[TASK INSTRUCTIONS] Output all the data exactly. Pictures do not belong in the copy.

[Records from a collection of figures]
***

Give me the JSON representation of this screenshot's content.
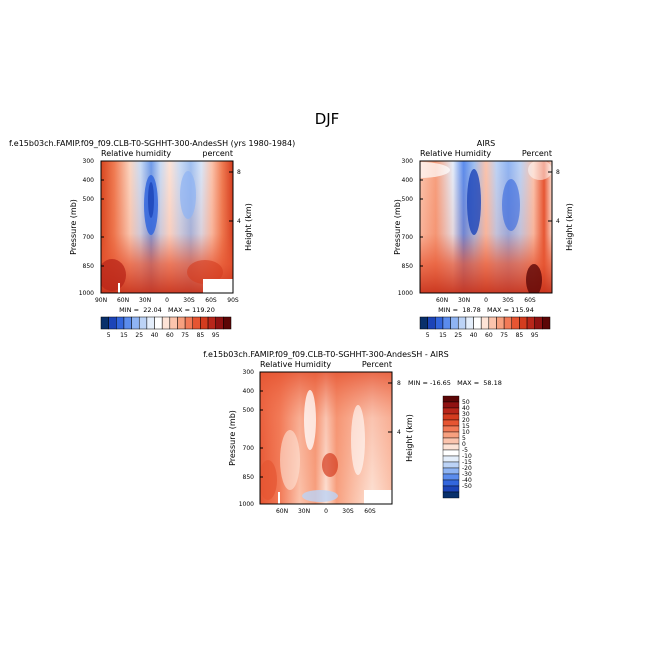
{
  "page_title": "DJF",
  "colors": {
    "model_scale": [
      "#08306b",
      "#1c44b8",
      "#3366dd",
      "#5b8ced",
      "#8fb4f3",
      "#bcd3f6",
      "#e4eefb",
      "#ffffff",
      "#fde3d6",
      "#fbc4ad",
      "#f7a07f",
      "#f27a57",
      "#e65532",
      "#d43c1f",
      "#b8261a",
      "#8f1212",
      "#5c0606"
    ],
    "diff_scale": [
      "#08306b",
      "#1c44b8",
      "#3366dd",
      "#5b8ced",
      "#8fb4f3",
      "#bcd3f6",
      "#e4eefb",
      "#ffffff",
      "#fde3d6",
      "#fbc4ad",
      "#f7a07f",
      "#f27a57",
      "#e65532",
      "#d43c1f",
      "#b8261a",
      "#8f1212",
      "#5c0606"
    ]
  },
  "chart_data": [
    {
      "type": "heatmap",
      "title": "f.e15b03ch.FAMIP.f09_f09.CLB-T0-SGHHT-300-AndesSH (yrs 1980-1984)",
      "left_label": "Relative humidity",
      "right_label": "percent",
      "ylabel": "Pressure (mb)",
      "y2label": "Height (km)",
      "xticks": [
        "90N",
        "60N",
        "30N",
        "0",
        "30S",
        "60S",
        "90S"
      ],
      "yticks": [
        "300",
        "400",
        "500",
        "700",
        "850",
        "1000"
      ],
      "y2ticks": [
        "8",
        "4"
      ],
      "stats": "MIN =  22.04   MAX = 119.20",
      "colorbar_labels": [
        "5",
        "15",
        "25",
        "40",
        "60",
        "75",
        "85",
        "95"
      ],
      "x_range": [
        90,
        -90
      ],
      "y_range": [
        1000,
        300
      ]
    },
    {
      "type": "heatmap",
      "title": "AIRS",
      "left_label": "Relative Humidity",
      "right_label": "Percent",
      "ylabel": "Pressure (mb)",
      "y2label": "Height (km)",
      "xticks": [
        "60N",
        "30N",
        "0",
        "30S",
        "60S"
      ],
      "yticks": [
        "300",
        "400",
        "500",
        "700",
        "850",
        "1000"
      ],
      "y2ticks": [
        "8",
        "4"
      ],
      "stats": "MIN =  18.78   MAX = 115.94",
      "colorbar_labels": [
        "5",
        "15",
        "25",
        "40",
        "60",
        "75",
        "85",
        "95"
      ],
      "x_range": [
        90,
        -90
      ],
      "y_range": [
        1000,
        300
      ]
    },
    {
      "type": "heatmap",
      "title": "f.e15b03ch.FAMIP.f09_f09.CLB-T0-SGHHT-300-AndesSH - AIRS",
      "left_label": "Relative Humidity",
      "right_label": "Percent",
      "ylabel": "Pressure (mb)",
      "y2label": "Height (km)",
      "xticks": [
        "60N",
        "30N",
        "0",
        "30S",
        "60S"
      ],
      "yticks": [
        "300",
        "400",
        "500",
        "700",
        "850",
        "1000"
      ],
      "y2ticks": [
        "8",
        "4"
      ],
      "stats": "MIN = -16.65   MAX =  58.18",
      "colorbar_labels": [
        "50",
        "40",
        "30",
        "20",
        "15",
        "10",
        "5",
        "0",
        "-5",
        "-10",
        "-15",
        "-20",
        "-30",
        "-40",
        "-50"
      ],
      "x_range": [
        90,
        -90
      ],
      "y_range": [
        1000,
        300
      ]
    }
  ]
}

***

[PROBLEM SOLUTION]
Give me the JSON representation of this screenshot's content.
{
  "page_title": "DJF",
  "colors": {
    "model_scale": [
      "#08306b",
      "#1c44b8",
      "#3366dd",
      "#5b8ced",
      "#8fb4f3",
      "#bcd3f6",
      "#e4eefb",
      "#ffffff",
      "#fde3d6",
      "#fbc4ad",
      "#f7a07f",
      "#f27a57",
      "#e65532",
      "#d43c1f",
      "#b8261a",
      "#8f1212",
      "#5c0606"
    ],
    "diff_scale": [
      "#08306b",
      "#1c44b8",
      "#3366dd",
      "#5b8ced",
      "#8fb4f3",
      "#bcd3f6",
      "#e4eefb",
      "#ffffff",
      "#fde3d6",
      "#fbc4ad",
      "#f7a07f",
      "#f27a57",
      "#e65532",
      "#d43c1f",
      "#b8261a",
      "#8f1212",
      "#5c0606"
    ]
  },
  "chart_data": [
    {
      "type": "heatmap",
      "title": "f.e15b03ch.FAMIP.f09_f09.CLB-T0-SGHHT-300-AndesSH (yrs 1980-1984)",
      "left_label": "Relative humidity",
      "right_label": "percent",
      "ylabel": "Pressure (mb)",
      "y2label": "Height (km)",
      "xticks": [
        "90N",
        "60N",
        "30N",
        "0",
        "30S",
        "60S",
        "90S"
      ],
      "yticks": [
        "300",
        "400",
        "500",
        "700",
        "850",
        "1000"
      ],
      "y2ticks": [
        "8",
        "4"
      ],
      "stats": "MIN =  22.04   MAX = 119.20",
      "colorbar_labels": [
        "5",
        "15",
        "25",
        "40",
        "60",
        "75",
        "85",
        "95"
      ],
      "x_range": [
        90,
        -90
      ],
      "y_range": [
        1000,
        300
      ]
    },
    {
      "type": "heatmap",
      "title": "AIRS",
      "left_label": "Relative Humidity",
      "right_label": "Percent",
      "ylabel": "Pressure (mb)",
      "y2label": "Height (km)",
      "xticks": [
        "60N",
        "30N",
        "0",
        "30S",
        "60S"
      ],
      "yticks": [
        "300",
        "400",
        "500",
        "700",
        "850",
        "1000"
      ],
      "y2ticks": [
        "8",
        "4"
      ],
      "stats": "MIN =  18.78   MAX = 115.94",
      "colorbar_labels": [
        "5",
        "15",
        "25",
        "40",
        "60",
        "75",
        "85",
        "95"
      ],
      "x_range": [
        90,
        -90
      ],
      "y_range": [
        1000,
        300
      ]
    },
    {
      "type": "heatmap",
      "title": "f.e15b03ch.FAMIP.f09_f09.CLB-T0-SGHHT-300-AndesSH - AIRS",
      "left_label": "Relative Humidity",
      "right_label": "Percent",
      "ylabel": "Pressure (mb)",
      "y2label": "Height (km)",
      "xticks": [
        "60N",
        "30N",
        "0",
        "30S",
        "60S"
      ],
      "yticks": [
        "300",
        "400",
        "500",
        "700",
        "850",
        "1000"
      ],
      "y2ticks": [
        "8",
        "4"
      ],
      "stats": "MIN = -16.65   MAX =  58.18",
      "colorbar_labels": [
        "50",
        "40",
        "30",
        "20",
        "15",
        "10",
        "5",
        "0",
        "-5",
        "-10",
        "-15",
        "-20",
        "-30",
        "-40",
        "-50"
      ],
      "x_range": [
        90,
        -90
      ],
      "y_range": [
        1000,
        300
      ]
    }
  ]
}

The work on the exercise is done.